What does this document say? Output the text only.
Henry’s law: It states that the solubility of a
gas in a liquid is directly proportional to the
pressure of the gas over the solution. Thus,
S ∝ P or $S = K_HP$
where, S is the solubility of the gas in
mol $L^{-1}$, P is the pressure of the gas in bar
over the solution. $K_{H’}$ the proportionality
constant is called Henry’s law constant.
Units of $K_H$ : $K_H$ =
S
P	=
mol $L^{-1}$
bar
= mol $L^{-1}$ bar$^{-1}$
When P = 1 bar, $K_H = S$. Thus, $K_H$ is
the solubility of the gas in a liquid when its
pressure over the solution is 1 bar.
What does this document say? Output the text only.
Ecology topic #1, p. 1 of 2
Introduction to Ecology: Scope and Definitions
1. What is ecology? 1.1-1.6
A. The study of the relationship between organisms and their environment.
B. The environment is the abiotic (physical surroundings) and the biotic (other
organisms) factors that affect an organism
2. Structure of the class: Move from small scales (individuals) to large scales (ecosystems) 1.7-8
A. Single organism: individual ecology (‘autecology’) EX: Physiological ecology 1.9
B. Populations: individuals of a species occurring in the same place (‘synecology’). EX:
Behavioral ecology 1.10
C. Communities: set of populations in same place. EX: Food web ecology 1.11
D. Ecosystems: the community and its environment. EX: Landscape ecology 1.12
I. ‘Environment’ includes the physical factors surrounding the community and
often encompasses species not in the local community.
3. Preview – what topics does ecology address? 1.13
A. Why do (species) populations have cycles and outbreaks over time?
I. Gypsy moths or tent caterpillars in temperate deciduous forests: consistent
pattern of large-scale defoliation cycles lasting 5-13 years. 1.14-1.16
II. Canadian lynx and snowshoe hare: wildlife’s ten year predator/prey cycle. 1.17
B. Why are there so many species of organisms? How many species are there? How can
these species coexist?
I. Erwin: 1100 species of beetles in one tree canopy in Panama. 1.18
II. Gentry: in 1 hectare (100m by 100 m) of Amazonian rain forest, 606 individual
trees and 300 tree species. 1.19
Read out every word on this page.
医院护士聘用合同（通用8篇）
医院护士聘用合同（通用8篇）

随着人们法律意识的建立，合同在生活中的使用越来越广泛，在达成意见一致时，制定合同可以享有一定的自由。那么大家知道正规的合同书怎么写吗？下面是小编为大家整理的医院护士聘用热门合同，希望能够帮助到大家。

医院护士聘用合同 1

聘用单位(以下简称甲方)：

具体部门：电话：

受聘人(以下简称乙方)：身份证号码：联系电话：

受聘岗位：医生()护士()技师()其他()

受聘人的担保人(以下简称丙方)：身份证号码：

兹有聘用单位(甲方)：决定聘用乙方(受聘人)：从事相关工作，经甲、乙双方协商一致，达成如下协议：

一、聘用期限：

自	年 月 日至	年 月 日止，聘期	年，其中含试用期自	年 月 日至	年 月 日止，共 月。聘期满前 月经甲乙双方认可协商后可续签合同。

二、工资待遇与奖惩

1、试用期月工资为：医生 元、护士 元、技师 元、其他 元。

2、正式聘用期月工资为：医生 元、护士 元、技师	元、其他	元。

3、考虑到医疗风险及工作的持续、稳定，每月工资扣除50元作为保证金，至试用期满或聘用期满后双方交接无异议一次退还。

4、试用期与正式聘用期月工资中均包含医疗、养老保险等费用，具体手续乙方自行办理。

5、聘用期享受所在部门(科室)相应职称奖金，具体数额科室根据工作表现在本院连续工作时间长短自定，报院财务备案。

Direction. Restate the whole listing exactly.

Answer.
What does this document say? Output the text only.
Henry’s law: It states that the solubility of a
gas in a liquid is directly proportional to the
pressure of the gas over the solution. Thus,
S ∝ P or $S = K_HP$
where, S is the solubility of the gas in
mol $L^{-1}$, P is the pressure of the gas in bar
over the solution. $K_{H’}$ the proportionality
constant is called Henry’s law constant.
Units of $K_H$ : $K_H$ =
S
P	=
mol $L^{-1}$
bar
= mol $L^{-1}$ bar$^{-1}$
When P = 1 bar, $K_H = S$. Thus, $K_H$ is
the solubility of the gas in a liquid when its
pressure over the solution is 1 bar.
What does this document say? Output the text only.
Ecology topic #1, p. 1 of 2
Introduction to Ecology: Scope and Definitions
1. What is ecology? 1.1-1.6
A. The study of the relationship between organisms and their environment.
B. The environment is the abiotic (physical surroundings) and the biotic (other
organisms) factors that affect an organism
2. Structure of the class: Move from small scales (individuals) to large scales (ecosystems) 1.7-8
A. Single organism: individual ecology (‘autecology’) EX: Physiological ecology 1.9
B. Populations: individuals of a species occurring in the same place (‘synecology’). EX:
Behavioral ecology 1.10
C. Communities: set of populations in same place. EX: Food web ecology 1.11
D. Ecosystems: the community and its environment. EX: Landscape ecology 1.12
I. ‘Environment’ includes the physical factors surrounding the community and
often encompasses species not in the local community.
3. Preview – what topics does ecology address? 1.13
A. Why do (species) populations have cycles and outbreaks over time?
I. Gypsy moths or tent caterpillars in temperate deciduous forests: consistent
pattern of large-scale defoliation cycles lasting 5-13 years. 1.14-1.16
II. Canadian lynx and snowshoe hare: wildlife’s ten year predator/prey cycle. 1.17
B. Why are there so many species of organisms? How many species are there? How can
these species coexist?
I. Erwin: 1100 species of beetles in one tree canopy in Panama. 1.18
II. Gentry: in 1 hectare (100m by 100 m) of Amazonian rain forest, 606 individual
trees and 300 tree species. 1.19
Read out every word on this page.
医院护士聘用合同（通用8篇）
医院护士聘用合同（通用8篇）

随着人们法律意识的建立，合同在生活中的使用越来越广泛，在达成意见一致时，制定合同可以享有一定的自由。那么大家知道正规的合同书怎么写吗？下面是小编为大家整理的医院护士聘用热门合同，希望能够帮助到大家。

医院护士聘用合同 1

聘用单位(以下简称甲方)：

具体部门：电话：

受聘人(以下简称乙方)：身份证号码：联系电话：

受聘岗位：医生()护士()技师()其他()

受聘人的担保人(以下简称丙方)：身份证号码：

兹有聘用单位(甲方)：决定聘用乙方(受聘人)：从事相关工作，经甲、乙双方协商一致，达成如下协议：

一、聘用期限：

自	年 月 日至	年 月 日止，聘期	年，其中含试用期自	年 月 日至	年 月 日止，共 月。聘期满前 月经甲乙双方认可协商后可续签合同。

二、工资待遇与奖惩

1、试用期月工资为：医生 元、护士 元、技师 元、其他 元。

2、正式聘用期月工资为：医生 元、护士 元、技师	元、其他	元。

3、考虑到医疗风险及工作的持续、稳定，每月工资扣除50元作为保证金，至试用期满或聘用期满后双方交接无异议一次退还。

4、试用期与正式聘用期月工资中均包含医疗、养老保险等费用，具体手续乙方自行办理。

5、聘用期享受所在部门(科室)相应职称奖金，具体数额科室根据工作表现在本院连续工作时间长短自定，报院财务备案。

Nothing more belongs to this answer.